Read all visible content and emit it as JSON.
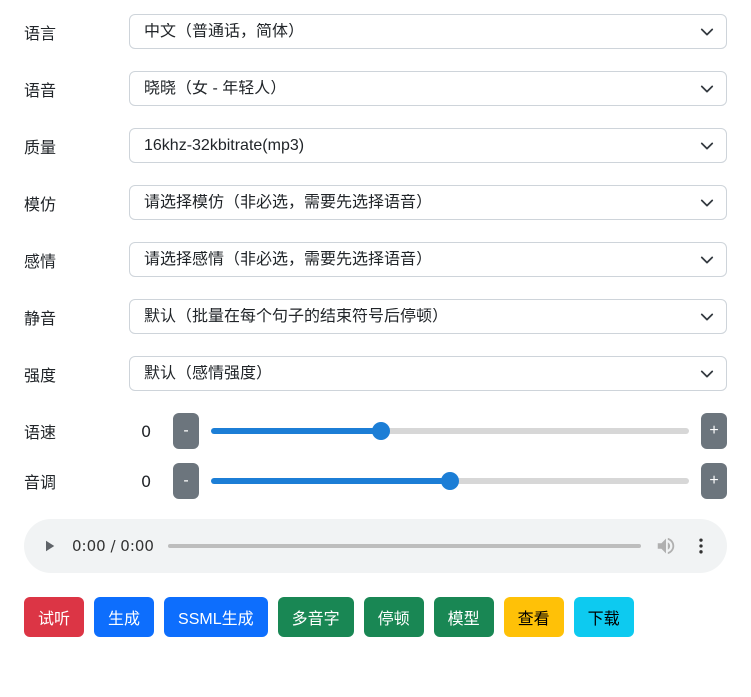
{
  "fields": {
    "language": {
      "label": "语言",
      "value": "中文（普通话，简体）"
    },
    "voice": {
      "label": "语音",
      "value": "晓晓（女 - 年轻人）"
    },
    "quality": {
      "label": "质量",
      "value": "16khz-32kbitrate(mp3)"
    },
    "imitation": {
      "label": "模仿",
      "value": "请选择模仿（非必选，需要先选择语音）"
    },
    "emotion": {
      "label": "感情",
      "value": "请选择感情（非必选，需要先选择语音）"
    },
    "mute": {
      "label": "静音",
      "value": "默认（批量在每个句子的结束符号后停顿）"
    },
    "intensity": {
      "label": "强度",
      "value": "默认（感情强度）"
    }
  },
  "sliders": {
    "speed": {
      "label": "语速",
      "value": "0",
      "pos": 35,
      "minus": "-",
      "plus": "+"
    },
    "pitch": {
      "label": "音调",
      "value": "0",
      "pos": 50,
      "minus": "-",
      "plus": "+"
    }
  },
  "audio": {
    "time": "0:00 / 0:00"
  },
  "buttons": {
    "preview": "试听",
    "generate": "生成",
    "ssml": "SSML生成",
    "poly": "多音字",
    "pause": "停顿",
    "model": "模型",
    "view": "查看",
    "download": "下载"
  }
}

═══

(WORK TO BE COMPLETED) Keep only those lines of the records that hold "需要先选择语音", and return them.

(RESULT BELOW)
      "value": "请选择模仿（非必选，需要先选择语音）"
      "value": "请选择感情（非必选，需要先选择语音）"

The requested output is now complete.